→ **Objective**
Go through the entries below and copy each line containing the word "broche".

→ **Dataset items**
## start

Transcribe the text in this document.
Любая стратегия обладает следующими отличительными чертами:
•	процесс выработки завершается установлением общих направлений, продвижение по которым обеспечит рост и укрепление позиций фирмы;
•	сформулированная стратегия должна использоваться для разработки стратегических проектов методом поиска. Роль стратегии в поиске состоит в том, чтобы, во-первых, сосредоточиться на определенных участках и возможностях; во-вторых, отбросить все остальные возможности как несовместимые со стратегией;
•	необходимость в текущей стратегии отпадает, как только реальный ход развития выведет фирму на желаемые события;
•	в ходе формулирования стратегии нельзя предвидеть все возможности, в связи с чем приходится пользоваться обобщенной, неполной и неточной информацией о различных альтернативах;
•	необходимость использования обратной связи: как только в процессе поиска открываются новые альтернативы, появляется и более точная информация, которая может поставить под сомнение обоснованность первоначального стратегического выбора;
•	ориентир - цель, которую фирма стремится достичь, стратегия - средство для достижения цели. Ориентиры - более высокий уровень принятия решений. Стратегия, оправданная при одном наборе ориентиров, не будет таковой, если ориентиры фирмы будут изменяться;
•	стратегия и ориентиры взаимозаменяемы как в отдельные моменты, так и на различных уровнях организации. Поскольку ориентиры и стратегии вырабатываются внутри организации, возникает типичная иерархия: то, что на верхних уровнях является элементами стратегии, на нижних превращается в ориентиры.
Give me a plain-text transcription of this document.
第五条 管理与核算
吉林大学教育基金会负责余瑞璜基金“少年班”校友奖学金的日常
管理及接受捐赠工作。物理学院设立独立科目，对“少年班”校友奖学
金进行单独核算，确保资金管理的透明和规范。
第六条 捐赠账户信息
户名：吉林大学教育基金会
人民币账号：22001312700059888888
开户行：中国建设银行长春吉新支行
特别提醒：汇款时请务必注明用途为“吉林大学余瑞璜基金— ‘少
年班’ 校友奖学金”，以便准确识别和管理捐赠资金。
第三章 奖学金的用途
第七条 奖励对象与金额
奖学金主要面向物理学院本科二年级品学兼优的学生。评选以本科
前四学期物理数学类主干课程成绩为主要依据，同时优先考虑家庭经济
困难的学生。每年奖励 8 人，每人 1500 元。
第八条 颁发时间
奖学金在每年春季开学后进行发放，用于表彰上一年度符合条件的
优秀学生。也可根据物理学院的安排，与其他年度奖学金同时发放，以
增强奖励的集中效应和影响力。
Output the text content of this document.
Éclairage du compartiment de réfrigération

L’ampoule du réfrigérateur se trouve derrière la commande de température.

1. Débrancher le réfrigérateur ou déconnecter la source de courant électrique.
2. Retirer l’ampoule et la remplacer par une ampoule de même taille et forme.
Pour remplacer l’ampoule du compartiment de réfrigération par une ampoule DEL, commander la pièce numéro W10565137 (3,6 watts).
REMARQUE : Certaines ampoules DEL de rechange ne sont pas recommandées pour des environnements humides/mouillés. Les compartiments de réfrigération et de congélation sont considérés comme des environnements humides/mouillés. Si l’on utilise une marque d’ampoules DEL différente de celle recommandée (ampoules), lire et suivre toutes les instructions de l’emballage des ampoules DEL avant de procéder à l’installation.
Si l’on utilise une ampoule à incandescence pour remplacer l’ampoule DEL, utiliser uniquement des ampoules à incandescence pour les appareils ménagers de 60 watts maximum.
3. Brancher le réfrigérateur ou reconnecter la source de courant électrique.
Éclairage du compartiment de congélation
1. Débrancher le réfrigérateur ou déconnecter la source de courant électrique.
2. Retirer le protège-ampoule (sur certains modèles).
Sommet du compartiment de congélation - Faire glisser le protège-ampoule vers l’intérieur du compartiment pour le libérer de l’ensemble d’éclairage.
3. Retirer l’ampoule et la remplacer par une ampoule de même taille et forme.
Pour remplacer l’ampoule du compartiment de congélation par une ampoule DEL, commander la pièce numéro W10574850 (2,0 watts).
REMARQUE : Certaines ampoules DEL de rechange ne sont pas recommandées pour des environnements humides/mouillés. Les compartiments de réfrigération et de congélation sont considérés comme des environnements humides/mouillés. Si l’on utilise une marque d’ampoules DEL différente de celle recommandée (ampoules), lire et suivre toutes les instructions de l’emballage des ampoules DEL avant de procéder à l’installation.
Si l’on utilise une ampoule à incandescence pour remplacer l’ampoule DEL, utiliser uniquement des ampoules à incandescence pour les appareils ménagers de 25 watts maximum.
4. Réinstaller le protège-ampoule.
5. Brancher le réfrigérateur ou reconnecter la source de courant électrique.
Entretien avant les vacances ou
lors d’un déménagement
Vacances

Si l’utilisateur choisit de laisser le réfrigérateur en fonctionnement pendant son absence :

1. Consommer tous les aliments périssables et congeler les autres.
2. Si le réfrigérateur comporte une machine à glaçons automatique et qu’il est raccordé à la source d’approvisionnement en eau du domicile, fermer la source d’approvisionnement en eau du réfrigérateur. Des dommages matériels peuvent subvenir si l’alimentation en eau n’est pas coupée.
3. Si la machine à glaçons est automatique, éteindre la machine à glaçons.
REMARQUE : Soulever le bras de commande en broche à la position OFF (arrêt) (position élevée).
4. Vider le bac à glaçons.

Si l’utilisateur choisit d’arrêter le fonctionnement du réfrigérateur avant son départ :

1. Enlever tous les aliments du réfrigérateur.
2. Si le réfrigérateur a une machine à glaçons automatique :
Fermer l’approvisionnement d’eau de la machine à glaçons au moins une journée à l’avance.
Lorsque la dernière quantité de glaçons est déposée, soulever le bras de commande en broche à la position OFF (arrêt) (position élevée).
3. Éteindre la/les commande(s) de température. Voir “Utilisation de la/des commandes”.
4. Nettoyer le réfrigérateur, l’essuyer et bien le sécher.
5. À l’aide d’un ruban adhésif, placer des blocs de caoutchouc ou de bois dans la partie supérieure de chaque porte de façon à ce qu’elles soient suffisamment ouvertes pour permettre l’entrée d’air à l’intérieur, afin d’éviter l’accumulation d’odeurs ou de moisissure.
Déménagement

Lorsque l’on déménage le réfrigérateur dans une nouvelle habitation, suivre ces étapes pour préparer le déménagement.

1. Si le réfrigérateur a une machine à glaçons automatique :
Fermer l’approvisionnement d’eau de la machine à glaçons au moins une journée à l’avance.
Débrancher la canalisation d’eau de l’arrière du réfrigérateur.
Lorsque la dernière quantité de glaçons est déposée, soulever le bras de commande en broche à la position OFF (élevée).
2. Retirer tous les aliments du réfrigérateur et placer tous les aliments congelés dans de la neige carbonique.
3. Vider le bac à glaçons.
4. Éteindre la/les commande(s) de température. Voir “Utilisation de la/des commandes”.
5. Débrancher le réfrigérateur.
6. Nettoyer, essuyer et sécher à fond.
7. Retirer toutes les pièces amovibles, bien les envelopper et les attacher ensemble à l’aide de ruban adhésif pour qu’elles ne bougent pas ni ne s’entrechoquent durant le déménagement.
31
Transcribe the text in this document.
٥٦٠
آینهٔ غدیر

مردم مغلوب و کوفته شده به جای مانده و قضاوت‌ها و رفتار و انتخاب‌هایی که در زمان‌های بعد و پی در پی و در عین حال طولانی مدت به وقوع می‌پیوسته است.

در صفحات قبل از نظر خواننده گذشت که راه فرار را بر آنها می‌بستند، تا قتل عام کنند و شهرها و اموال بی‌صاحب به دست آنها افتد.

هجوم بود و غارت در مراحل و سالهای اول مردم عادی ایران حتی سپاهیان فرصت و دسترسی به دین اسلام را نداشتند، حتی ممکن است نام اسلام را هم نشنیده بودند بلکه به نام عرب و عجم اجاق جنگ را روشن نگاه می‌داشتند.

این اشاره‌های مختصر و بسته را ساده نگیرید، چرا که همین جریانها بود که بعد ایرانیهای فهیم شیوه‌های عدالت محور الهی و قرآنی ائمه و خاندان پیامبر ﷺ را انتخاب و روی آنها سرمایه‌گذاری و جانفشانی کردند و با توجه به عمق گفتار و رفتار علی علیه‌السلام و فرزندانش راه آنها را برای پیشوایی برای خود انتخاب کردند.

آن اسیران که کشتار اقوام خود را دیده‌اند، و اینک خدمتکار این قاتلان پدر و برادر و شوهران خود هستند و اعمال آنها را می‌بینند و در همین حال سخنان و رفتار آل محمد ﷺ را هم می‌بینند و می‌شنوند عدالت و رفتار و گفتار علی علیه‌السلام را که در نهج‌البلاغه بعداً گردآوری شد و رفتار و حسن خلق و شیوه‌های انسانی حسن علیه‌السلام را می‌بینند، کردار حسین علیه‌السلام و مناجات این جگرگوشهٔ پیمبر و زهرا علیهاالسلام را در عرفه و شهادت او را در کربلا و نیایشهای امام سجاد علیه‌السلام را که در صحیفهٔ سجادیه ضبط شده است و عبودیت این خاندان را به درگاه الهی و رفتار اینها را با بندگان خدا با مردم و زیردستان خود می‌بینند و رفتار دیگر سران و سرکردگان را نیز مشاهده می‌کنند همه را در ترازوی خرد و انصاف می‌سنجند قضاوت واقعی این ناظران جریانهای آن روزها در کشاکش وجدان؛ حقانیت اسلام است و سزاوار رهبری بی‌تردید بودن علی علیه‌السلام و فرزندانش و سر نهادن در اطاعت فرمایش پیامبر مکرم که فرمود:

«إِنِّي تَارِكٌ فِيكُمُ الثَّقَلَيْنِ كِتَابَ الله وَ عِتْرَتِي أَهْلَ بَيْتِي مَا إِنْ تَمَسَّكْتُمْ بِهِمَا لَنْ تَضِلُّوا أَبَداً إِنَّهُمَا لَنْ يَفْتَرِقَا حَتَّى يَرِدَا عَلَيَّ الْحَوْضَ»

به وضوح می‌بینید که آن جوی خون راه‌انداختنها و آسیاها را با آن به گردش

## end

→ **Expected output**
REMARQUE : Soulever le bras de commande en broche à la position OFF (arrêt) (position élevée).
Lorsque la dernière quantité de glaçons est déposée, soulever le bras de commande en broche à la position OFF (arrêt) (position élevée).
Lorsque la dernière quantité de glaçons est déposée, soulever le bras de commande en broche à la position OFF (élevée).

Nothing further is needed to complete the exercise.